A block of data
▼
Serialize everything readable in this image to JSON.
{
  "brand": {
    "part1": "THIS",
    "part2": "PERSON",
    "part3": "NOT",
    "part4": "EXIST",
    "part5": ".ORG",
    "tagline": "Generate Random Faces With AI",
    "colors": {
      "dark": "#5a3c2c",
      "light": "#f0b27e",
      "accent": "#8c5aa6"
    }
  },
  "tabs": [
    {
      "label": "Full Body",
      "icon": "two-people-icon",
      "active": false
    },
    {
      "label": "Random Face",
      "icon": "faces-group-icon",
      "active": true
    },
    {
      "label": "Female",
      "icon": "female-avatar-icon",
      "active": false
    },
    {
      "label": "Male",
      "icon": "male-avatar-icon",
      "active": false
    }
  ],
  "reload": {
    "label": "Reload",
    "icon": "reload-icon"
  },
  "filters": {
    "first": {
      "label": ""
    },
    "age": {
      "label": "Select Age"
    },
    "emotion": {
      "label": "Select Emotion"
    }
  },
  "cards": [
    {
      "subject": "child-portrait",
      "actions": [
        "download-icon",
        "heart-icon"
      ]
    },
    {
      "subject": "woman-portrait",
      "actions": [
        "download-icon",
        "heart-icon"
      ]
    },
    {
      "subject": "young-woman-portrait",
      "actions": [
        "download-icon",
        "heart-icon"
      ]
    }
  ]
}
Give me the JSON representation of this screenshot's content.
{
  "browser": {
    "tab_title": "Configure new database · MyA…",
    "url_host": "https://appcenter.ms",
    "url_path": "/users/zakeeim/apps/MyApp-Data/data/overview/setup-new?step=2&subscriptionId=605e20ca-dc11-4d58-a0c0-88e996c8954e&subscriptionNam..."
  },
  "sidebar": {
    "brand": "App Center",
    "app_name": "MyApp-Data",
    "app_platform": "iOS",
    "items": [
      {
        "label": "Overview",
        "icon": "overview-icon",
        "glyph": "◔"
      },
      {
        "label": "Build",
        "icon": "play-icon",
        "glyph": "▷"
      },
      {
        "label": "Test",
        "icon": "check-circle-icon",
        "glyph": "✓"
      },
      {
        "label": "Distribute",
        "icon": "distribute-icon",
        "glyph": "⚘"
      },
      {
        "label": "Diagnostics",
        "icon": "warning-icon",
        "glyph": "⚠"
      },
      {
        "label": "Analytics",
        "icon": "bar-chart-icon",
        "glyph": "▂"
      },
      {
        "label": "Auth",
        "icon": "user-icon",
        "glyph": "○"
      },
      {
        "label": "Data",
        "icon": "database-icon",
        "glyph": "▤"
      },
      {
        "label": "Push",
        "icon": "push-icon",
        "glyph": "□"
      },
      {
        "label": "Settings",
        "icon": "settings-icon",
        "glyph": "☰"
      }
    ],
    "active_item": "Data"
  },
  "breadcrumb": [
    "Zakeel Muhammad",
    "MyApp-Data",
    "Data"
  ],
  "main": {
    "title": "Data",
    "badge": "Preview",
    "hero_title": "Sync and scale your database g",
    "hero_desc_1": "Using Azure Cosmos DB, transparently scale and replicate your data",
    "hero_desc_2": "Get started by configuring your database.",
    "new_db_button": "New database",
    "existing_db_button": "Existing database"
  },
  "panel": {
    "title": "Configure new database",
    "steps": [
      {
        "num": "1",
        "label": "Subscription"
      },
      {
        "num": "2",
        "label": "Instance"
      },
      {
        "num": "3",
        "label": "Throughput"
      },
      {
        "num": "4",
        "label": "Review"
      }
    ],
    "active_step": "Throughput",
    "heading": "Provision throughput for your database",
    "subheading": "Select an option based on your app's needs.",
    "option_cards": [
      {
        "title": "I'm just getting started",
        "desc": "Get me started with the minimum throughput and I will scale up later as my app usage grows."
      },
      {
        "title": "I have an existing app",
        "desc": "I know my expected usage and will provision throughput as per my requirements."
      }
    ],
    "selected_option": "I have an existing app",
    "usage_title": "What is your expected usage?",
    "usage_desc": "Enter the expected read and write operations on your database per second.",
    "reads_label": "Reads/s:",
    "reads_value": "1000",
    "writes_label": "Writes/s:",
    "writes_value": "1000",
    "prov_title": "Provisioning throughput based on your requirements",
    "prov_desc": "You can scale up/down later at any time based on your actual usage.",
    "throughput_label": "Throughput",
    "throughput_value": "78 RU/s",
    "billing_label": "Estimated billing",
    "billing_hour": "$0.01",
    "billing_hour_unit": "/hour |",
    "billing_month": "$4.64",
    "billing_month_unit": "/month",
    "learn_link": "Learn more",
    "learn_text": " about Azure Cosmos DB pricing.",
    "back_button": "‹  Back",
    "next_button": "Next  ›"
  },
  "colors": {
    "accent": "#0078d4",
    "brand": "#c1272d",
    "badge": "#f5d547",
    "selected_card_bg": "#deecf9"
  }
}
▲
Description of the task. Each record above should be output again exactly.

Answer to the task.
Serialize everything readable in this image to JSON.
{
  "brand": {
    "part1": "THIS",
    "part2": "PERSON",
    "part3": "NOT",
    "part4": "EXIST",
    "part5": ".ORG",
    "tagline": "Generate Random Faces With AI",
    "colors": {
      "dark": "#5a3c2c",
      "light": "#f0b27e",
      "accent": "#8c5aa6"
    }
  },
  "tabs": [
    {
      "label": "Full Body",
      "icon": "two-people-icon",
      "active": false
    },
    {
      "label": "Random Face",
      "icon": "faces-group-icon",
      "active": true
    },
    {
      "label": "Female",
      "icon": "female-avatar-icon",
      "active": false
    },
    {
      "label": "Male",
      "icon": "male-avatar-icon",
      "active": false
    }
  ],
  "reload": {
    "label": "Reload",
    "icon": "reload-icon"
  },
  "filters": {
    "first": {
      "label": ""
    },
    "age": {
      "label": "Select Age"
    },
    "emotion": {
      "label": "Select Emotion"
    }
  },
  "cards": [
    {
      "subject": "child-portrait",
      "actions": [
        "download-icon",
        "heart-icon"
      ]
    },
    {
      "subject": "woman-portrait",
      "actions": [
        "download-icon",
        "heart-icon"
      ]
    },
    {
      "subject": "young-woman-portrait",
      "actions": [
        "download-icon",
        "heart-icon"
      ]
    }
  ]
}
Give me the JSON representation of this screenshot's content.
{
  "browser": {
    "tab_title": "Configure new database · MyA…",
    "url_host": "https://appcenter.ms",
    "url_path": "/users/zakeeim/apps/MyApp-Data/data/overview/setup-new?step=2&subscriptionId=605e20ca-dc11-4d58-a0c0-88e996c8954e&subscriptionNam..."
  },
  "sidebar": {
    "brand": "App Center",
    "app_name": "MyApp-Data",
    "app_platform": "iOS",
    "items": [
      {
        "label": "Overview",
        "icon": "overview-icon",
        "glyph": "◔"
      },
      {
        "label": "Build",
        "icon": "play-icon",
        "glyph": "▷"
      },
      {
        "label": "Test",
        "icon": "check-circle-icon",
        "glyph": "✓"
      },
      {
        "label": "Distribute",
        "icon": "distribute-icon",
        "glyph": "⚘"
      },
      {
        "label": "Diagnostics",
        "icon": "warning-icon",
        "glyph": "⚠"
      },
      {
        "label": "Analytics",
        "icon": "bar-chart-icon",
        "glyph": "▂"
      },
      {
        "label": "Auth",
        "icon": "user-icon",
        "glyph": "○"
      },
      {
        "label": "Data",
        "icon": "database-icon",
        "glyph": "▤"
      },
      {
        "label": "Push",
        "icon": "push-icon",
        "glyph": "□"
      },
      {
        "label": "Settings",
        "icon": "settings-icon",
        "glyph": "☰"
      }
    ],
    "active_item": "Data"
  },
  "breadcrumb": [
    "Zakeel Muhammad",
    "MyApp-Data",
    "Data"
  ],
  "main": {
    "title": "Data",
    "badge": "Preview",
    "hero_title": "Sync and scale your database g",
    "hero_desc_1": "Using Azure Cosmos DB, transparently scale and replicate your data",
    "hero_desc_2": "Get started by configuring your database.",
    "new_db_button": "New database",
    "existing_db_button": "Existing database"
  },
  "panel": {
    "title": "Configure new database",
    "steps": [
      {
        "num": "1",
        "label": "Subscription"
      },
      {
        "num": "2",
        "label": "Instance"
      },
      {
        "num": "3",
        "label": "Throughput"
      },
      {
        "num": "4",
        "label": "Review"
      }
    ],
    "active_step": "Throughput",
    "heading": "Provision throughput for your database",
    "subheading": "Select an option based on your app's needs.",
    "option_cards": [
      {
        "title": "I'm just getting started",
        "desc": "Get me started with the minimum throughput and I will scale up later as my app usage grows."
      },
      {
        "title": "I have an existing app",
        "desc": "I know my expected usage and will provision throughput as per my requirements."
      }
    ],
    "selected_option": "I have an existing app",
    "usage_title": "What is your expected usage?",
    "usage_desc": "Enter the expected read and write operations on your database per second.",
    "reads_label": "Reads/s:",
    "reads_value": "1000",
    "writes_label": "Writes/s:",
    "writes_value": "1000",
    "prov_title": "Provisioning throughput based on your requirements",
    "prov_desc": "You can scale up/down later at any time based on your actual usage.",
    "throughput_label": "Throughput",
    "throughput_value": "78 RU/s",
    "billing_label": "Estimated billing",
    "billing_hour": "$0.01",
    "billing_hour_unit": "/hour |",
    "billing_month": "$4.64",
    "billing_month_unit": "/month",
    "learn_link": "Learn more",
    "learn_text": " about Azure Cosmos DB pricing.",
    "back_button": "‹  Back",
    "next_button": "Next  ›"
  },
  "colors": {
    "accent": "#0078d4",
    "brand": "#c1272d",
    "badge": "#f5d547",
    "selected_card_bg": "#deecf9"
  }
}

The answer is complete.